──────── Given data

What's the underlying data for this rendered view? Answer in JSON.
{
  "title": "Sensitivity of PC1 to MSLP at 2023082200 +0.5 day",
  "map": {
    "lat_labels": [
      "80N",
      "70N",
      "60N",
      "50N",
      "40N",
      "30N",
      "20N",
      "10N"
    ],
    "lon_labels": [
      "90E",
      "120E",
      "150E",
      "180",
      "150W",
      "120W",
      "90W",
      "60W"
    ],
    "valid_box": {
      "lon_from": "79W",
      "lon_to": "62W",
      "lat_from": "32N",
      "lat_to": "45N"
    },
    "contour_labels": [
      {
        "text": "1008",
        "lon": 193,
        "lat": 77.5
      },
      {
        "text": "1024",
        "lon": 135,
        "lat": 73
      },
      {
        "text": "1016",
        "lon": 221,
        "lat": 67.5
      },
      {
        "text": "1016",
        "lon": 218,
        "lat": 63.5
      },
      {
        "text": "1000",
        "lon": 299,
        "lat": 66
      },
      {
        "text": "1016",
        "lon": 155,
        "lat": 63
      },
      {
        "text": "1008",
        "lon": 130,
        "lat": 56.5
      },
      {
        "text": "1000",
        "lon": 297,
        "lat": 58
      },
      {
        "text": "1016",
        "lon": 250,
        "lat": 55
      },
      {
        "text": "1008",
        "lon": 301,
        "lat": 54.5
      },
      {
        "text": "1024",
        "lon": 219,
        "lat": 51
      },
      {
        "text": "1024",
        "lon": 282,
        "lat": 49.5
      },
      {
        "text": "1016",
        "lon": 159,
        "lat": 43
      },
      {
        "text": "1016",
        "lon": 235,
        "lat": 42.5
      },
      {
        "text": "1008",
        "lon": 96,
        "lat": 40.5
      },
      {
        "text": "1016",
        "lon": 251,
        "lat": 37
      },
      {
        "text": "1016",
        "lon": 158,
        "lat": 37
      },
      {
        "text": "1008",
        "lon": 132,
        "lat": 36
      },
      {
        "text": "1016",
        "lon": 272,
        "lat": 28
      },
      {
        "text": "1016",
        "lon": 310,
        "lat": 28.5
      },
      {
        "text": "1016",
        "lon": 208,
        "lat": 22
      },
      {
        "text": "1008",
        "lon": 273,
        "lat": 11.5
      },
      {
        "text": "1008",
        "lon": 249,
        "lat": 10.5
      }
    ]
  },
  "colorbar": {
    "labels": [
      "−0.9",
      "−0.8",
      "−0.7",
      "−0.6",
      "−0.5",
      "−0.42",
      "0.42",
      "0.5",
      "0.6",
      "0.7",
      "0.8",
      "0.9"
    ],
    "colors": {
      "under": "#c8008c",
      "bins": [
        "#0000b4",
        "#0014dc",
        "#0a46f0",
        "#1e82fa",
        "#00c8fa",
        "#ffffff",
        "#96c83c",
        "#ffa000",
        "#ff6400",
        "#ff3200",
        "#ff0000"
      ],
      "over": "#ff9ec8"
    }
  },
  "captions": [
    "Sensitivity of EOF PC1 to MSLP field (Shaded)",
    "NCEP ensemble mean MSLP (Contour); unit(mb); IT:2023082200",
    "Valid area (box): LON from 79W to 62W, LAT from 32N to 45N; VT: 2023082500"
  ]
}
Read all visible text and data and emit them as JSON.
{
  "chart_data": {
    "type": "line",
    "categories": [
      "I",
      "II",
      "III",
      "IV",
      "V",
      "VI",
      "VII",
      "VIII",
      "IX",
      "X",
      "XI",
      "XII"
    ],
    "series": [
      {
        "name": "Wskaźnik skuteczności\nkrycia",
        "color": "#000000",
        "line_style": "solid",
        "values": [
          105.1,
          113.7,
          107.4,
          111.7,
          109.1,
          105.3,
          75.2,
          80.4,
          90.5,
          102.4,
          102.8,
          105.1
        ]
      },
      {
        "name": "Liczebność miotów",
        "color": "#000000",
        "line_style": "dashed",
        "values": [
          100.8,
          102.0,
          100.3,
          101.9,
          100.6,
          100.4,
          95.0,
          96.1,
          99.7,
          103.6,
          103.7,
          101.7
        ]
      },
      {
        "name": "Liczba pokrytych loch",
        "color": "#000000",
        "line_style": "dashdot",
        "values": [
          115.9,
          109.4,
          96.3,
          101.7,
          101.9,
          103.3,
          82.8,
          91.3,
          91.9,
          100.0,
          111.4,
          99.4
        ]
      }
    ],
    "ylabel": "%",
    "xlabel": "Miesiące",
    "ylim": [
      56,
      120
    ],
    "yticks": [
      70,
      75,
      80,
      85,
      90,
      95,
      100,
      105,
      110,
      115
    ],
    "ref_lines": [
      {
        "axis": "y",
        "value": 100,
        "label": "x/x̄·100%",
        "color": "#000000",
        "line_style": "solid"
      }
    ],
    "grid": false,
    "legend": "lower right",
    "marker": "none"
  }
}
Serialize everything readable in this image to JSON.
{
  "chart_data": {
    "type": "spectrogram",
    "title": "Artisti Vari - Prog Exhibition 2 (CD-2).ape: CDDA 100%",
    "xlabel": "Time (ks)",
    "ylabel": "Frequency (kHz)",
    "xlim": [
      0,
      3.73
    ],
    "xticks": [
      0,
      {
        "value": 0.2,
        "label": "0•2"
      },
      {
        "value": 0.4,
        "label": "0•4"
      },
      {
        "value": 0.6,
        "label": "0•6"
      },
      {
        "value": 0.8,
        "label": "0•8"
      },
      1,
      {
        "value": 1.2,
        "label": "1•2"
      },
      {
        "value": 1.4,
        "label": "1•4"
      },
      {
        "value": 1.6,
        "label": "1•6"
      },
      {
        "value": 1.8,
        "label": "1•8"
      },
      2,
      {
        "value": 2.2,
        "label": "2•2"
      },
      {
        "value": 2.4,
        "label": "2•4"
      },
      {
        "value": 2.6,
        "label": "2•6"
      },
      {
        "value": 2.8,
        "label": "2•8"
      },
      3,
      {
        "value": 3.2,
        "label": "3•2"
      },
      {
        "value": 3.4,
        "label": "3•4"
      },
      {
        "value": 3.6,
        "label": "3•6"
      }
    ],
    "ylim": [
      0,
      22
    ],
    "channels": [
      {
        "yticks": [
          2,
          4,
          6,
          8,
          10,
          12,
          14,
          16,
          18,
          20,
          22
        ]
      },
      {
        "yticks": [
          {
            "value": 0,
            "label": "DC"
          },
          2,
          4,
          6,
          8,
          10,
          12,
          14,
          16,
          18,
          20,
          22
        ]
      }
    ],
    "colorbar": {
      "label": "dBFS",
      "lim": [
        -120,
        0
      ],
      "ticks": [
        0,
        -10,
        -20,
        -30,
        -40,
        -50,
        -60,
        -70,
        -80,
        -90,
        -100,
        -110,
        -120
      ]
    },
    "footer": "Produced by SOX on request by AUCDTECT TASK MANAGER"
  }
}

────────────────

All of the material above needs to be copied exactly.

What's the underlying data for this rendered view? Answer in JSON.
{
  "title": "Sensitivity of PC1 to MSLP at 2023082200 +0.5 day",
  "map": {
    "lat_labels": [
      "80N",
      "70N",
      "60N",
      "50N",
      "40N",
      "30N",
      "20N",
      "10N"
    ],
    "lon_labels": [
      "90E",
      "120E",
      "150E",
      "180",
      "150W",
      "120W",
      "90W",
      "60W"
    ],
    "valid_box": {
      "lon_from": "79W",
      "lon_to": "62W",
      "lat_from": "32N",
      "lat_to": "45N"
    },
    "contour_labels": [
      {
        "text": "1008",
        "lon": 193,
        "lat": 77.5
      },
      {
        "text": "1024",
        "lon": 135,
        "lat": 73
      },
      {
        "text": "1016",
        "lon": 221,
        "lat": 67.5
      },
      {
        "text": "1016",
        "lon": 218,
        "lat": 63.5
      },
      {
        "text": "1000",
        "lon": 299,
        "lat": 66
      },
      {
        "text": "1016",
        "lon": 155,
        "lat": 63
      },
      {
        "text": "1008",
        "lon": 130,
        "lat": 56.5
      },
      {
        "text": "1000",
        "lon": 297,
        "lat": 58
      },
      {
        "text": "1016",
        "lon": 250,
        "lat": 55
      },
      {
        "text": "1008",
        "lon": 301,
        "lat": 54.5
      },
      {
        "text": "1024",
        "lon": 219,
        "lat": 51
      },
      {
        "text": "1024",
        "lon": 282,
        "lat": 49.5
      },
      {
        "text": "1016",
        "lon": 159,
        "lat": 43
      },
      {
        "text": "1016",
        "lon": 235,
        "lat": 42.5
      },
      {
        "text": "1008",
        "lon": 96,
        "lat": 40.5
      },
      {
        "text": "1016",
        "lon": 251,
        "lat": 37
      },
      {
        "text": "1016",
        "lon": 158,
        "lat": 37
      },
      {
        "text": "1008",
        "lon": 132,
        "lat": 36
      },
      {
        "text": "1016",
        "lon": 272,
        "lat": 28
      },
      {
        "text": "1016",
        "lon": 310,
        "lat": 28.5
      },
      {
        "text": "1016",
        "lon": 208,
        "lat": 22
      },
      {
        "text": "1008",
        "lon": 273,
        "lat": 11.5
      },
      {
        "text": "1008",
        "lon": 249,
        "lat": 10.5
      }
    ]
  },
  "colorbar": {
    "labels": [
      "−0.9",
      "−0.8",
      "−0.7",
      "−0.6",
      "−0.5",
      "−0.42",
      "0.42",
      "0.5",
      "0.6",
      "0.7",
      "0.8",
      "0.9"
    ],
    "colors": {
      "under": "#c8008c",
      "bins": [
        "#0000b4",
        "#0014dc",
        "#0a46f0",
        "#1e82fa",
        "#00c8fa",
        "#ffffff",
        "#96c83c",
        "#ffa000",
        "#ff6400",
        "#ff3200",
        "#ff0000"
      ],
      "over": "#ff9ec8"
    }
  },
  "captions": [
    "Sensitivity of EOF PC1 to MSLP field (Shaded)",
    "NCEP ensemble mean MSLP (Contour); unit(mb); IT:2023082200",
    "Valid area (box): LON from 79W to 62W, LAT from 32N to 45N; VT: 2023082500"
  ]
}
Read all visible text and data and emit them as JSON.
{
  "chart_data": {
    "type": "line",
    "categories": [
      "I",
      "II",
      "III",
      "IV",
      "V",
      "VI",
      "VII",
      "VIII",
      "IX",
      "X",
      "XI",
      "XII"
    ],
    "series": [
      {
        "name": "Wskaźnik skuteczności\nkrycia",
        "color": "#000000",
        "line_style": "solid",
        "values": [
          105.1,
          113.7,
          107.4,
          111.7,
          109.1,
          105.3,
          75.2,
          80.4,
          90.5,
          102.4,
          102.8,
          105.1
        ]
      },
      {
        "name": "Liczebność miotów",
        "color": "#000000",
        "line_style": "dashed",
        "values": [
          100.8,
          102.0,
          100.3,
          101.9,
          100.6,
          100.4,
          95.0,
          96.1,
          99.7,
          103.6,
          103.7,
          101.7
        ]
      },
      {
        "name": "Liczba pokrytych loch",
        "color": "#000000",
        "line_style": "dashdot",
        "values": [
          115.9,
          109.4,
          96.3,
          101.7,
          101.9,
          103.3,
          82.8,
          91.3,
          91.9,
          100.0,
          111.4,
          99.4
        ]
      }
    ],
    "ylabel": "%",
    "xlabel": "Miesiące",
    "ylim": [
      56,
      120
    ],
    "yticks": [
      70,
      75,
      80,
      85,
      90,
      95,
      100,
      105,
      110,
      115
    ],
    "ref_lines": [
      {
        "axis": "y",
        "value": 100,
        "label": "x/x̄·100%",
        "color": "#000000",
        "line_style": "solid"
      }
    ],
    "grid": false,
    "legend": "lower right",
    "marker": "none"
  }
}
Serialize everything readable in this image to JSON.
{
  "chart_data": {
    "type": "spectrogram",
    "title": "Artisti Vari - Prog Exhibition 2 (CD-2).ape: CDDA 100%",
    "xlabel": "Time (ks)",
    "ylabel": "Frequency (kHz)",
    "xlim": [
      0,
      3.73
    ],
    "xticks": [
      0,
      {
        "value": 0.2,
        "label": "0•2"
      },
      {
        "value": 0.4,
        "label": "0•4"
      },
      {
        "value": 0.6,
        "label": "0•6"
      },
      {
        "value": 0.8,
        "label": "0•8"
      },
      1,
      {
        "value": 1.2,
        "label": "1•2"
      },
      {
        "value": 1.4,
        "label": "1•4"
      },
      {
        "value": 1.6,
        "label": "1•6"
      },
      {
        "value": 1.8,
        "label": "1•8"
      },
      2,
      {
        "value": 2.2,
        "label": "2•2"
      },
      {
        "value": 2.4,
        "label": "2•4"
      },
      {
        "value": 2.6,
        "label": "2•6"
      },
      {
        "value": 2.8,
        "label": "2•8"
      },
      3,
      {
        "value": 3.2,
        "label": "3•2"
      },
      {
        "value": 3.4,
        "label": "3•4"
      },
      {
        "value": 3.6,
        "label": "3•6"
      }
    ],
    "ylim": [
      0,
      22
    ],
    "channels": [
      {
        "yticks": [
          2,
          4,
          6,
          8,
          10,
          12,
          14,
          16,
          18,
          20,
          22
        ]
      },
      {
        "yticks": [
          {
            "value": 0,
            "label": "DC"
          },
          2,
          4,
          6,
          8,
          10,
          12,
          14,
          16,
          18,
          20,
          22
        ]
      }
    ],
    "colorbar": {
      "label": "dBFS",
      "lim": [
        -120,
        0
      ],
      "ticks": [
        0,
        -10,
        -20,
        -30,
        -40,
        -50,
        -60,
        -70,
        -80,
        -90,
        -100,
        -110,
        -120
      ]
    },
    "footer": "Produced by SOX on request by AUCDTECT TASK MANAGER"
  }
}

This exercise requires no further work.